▶ _Problem description_
Quote the listing in full, exactly as given, minus any pictures.

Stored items
· · · · ·

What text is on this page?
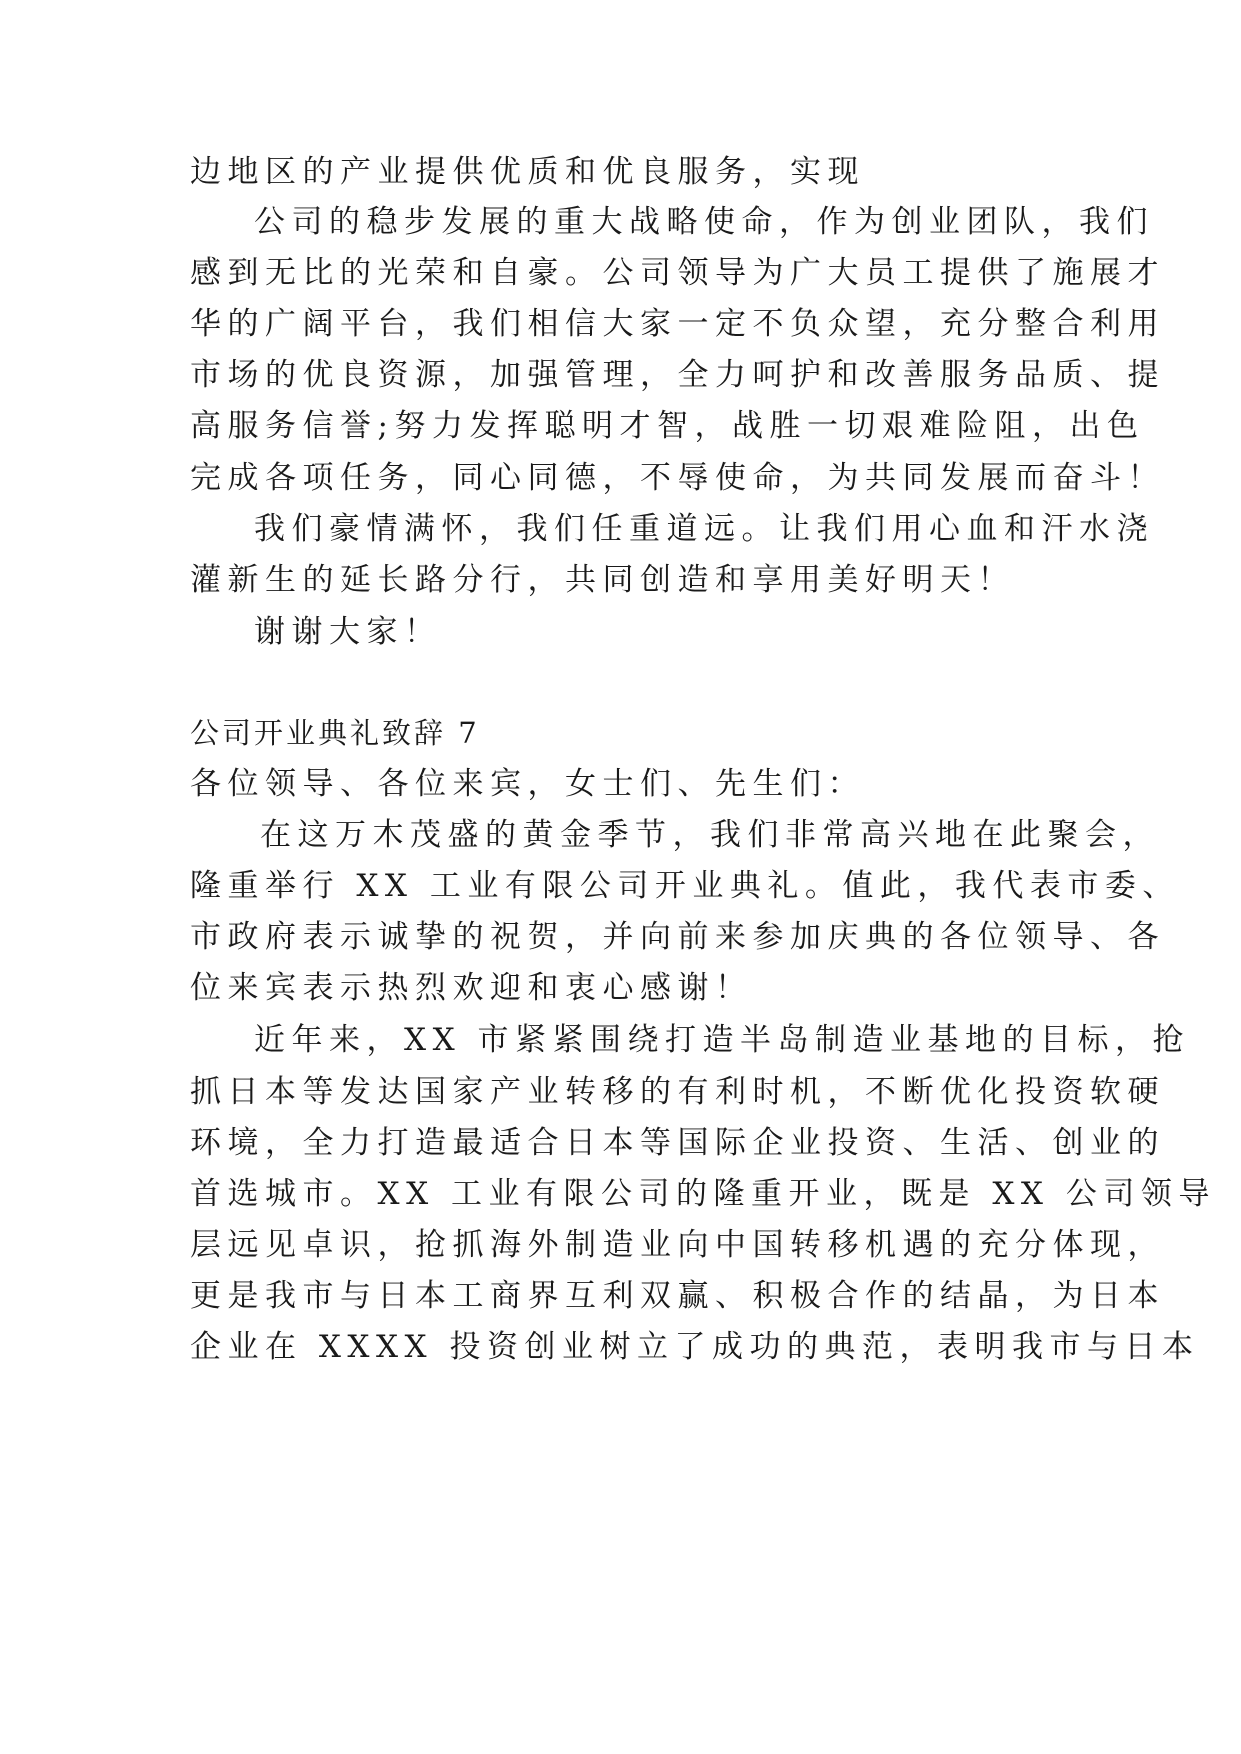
边地区的产业提供优质和优良服务，实现
公司的稳步发展的重大战略使命，作为创业团队，我们
感到无比的光荣和自豪。公司领导为广大员工提供了施展才
华的广阔平台，我们相信大家一定不负众望，充分整合利用
市场的优良资源，加强管理，全力呵护和改善服务品质、提
高服务信誉;努力发挥聪明才智，战胜一切艰难险阻，出色
完成各项任务，同心同德，不辱使命，为共同发展而奋斗！
我们豪情满怀，我们任重道远。让我们用心血和汗水浇
灌新生的延长路分行，共同创造和享用美好明天！
谢谢大家！
公司开业典礼致辞 7
各位领导、各位来宾，女士们、先生们：
在这万木茂盛的黄金季节，我们非常高兴地在此聚会，
隆重举行 XX 工业有限公司开业典礼。值此，我代表市委、
市政府表示诚挚的祝贺，并向前来参加庆典的各位领导、各
位来宾表示热烈欢迎和衷心感谢！
近年来，XX 市紧紧围绕打造半岛制造业基地的目标，抢
抓日本等发达国家产业转移的有利时机，不断优化投资软硬
环境，全力打造最适合日本等国际企业投资、生活、创业的
首选城市。XX 工业有限公司的隆重开业，既是 XX 公司领导
层远见卓识，抢抓海外制造业向中国转移机遇的充分体现，
更是我市与日本工商界互利双赢、积极合作的结晶，为日本
企业在 XXXX 投资创业树立了成功的典范，表明我市与日本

· · · · ·

▶ _Exercise solution_
What text is on this page?
边地区的产业提供优质和优良服务，实现
公司的稳步发展的重大战略使命，作为创业团队，我们
感到无比的光荣和自豪。公司领导为广大员工提供了施展才
华的广阔平台，我们相信大家一定不负众望，充分整合利用
市场的优良资源，加强管理，全力呵护和改善服务品质、提
高服务信誉;努力发挥聪明才智，战胜一切艰难险阻，出色
完成各项任务，同心同德，不辱使命，为共同发展而奋斗！
我们豪情满怀，我们任重道远。让我们用心血和汗水浇
灌新生的延长路分行，共同创造和享用美好明天！
谢谢大家！
公司开业典礼致辞 7
各位领导、各位来宾，女士们、先生们：
在这万木茂盛的黄金季节，我们非常高兴地在此聚会，
隆重举行 XX 工业有限公司开业典礼。值此，我代表市委、
市政府表示诚挚的祝贺，并向前来参加庆典的各位领导、各
位来宾表示热烈欢迎和衷心感谢！
近年来，XX 市紧紧围绕打造半岛制造业基地的目标，抢
抓日本等发达国家产业转移的有利时机，不断优化投资软硬
环境，全力打造最适合日本等国际企业投资、生活、创业的
首选城市。XX 工业有限公司的隆重开业，既是 XX 公司领导
层远见卓识，抢抓海外制造业向中国转移机遇的充分体现，
更是我市与日本工商界互利双赢、积极合作的结晶，为日本
企业在 XXXX 投资创业树立了成功的典范，表明我市与日本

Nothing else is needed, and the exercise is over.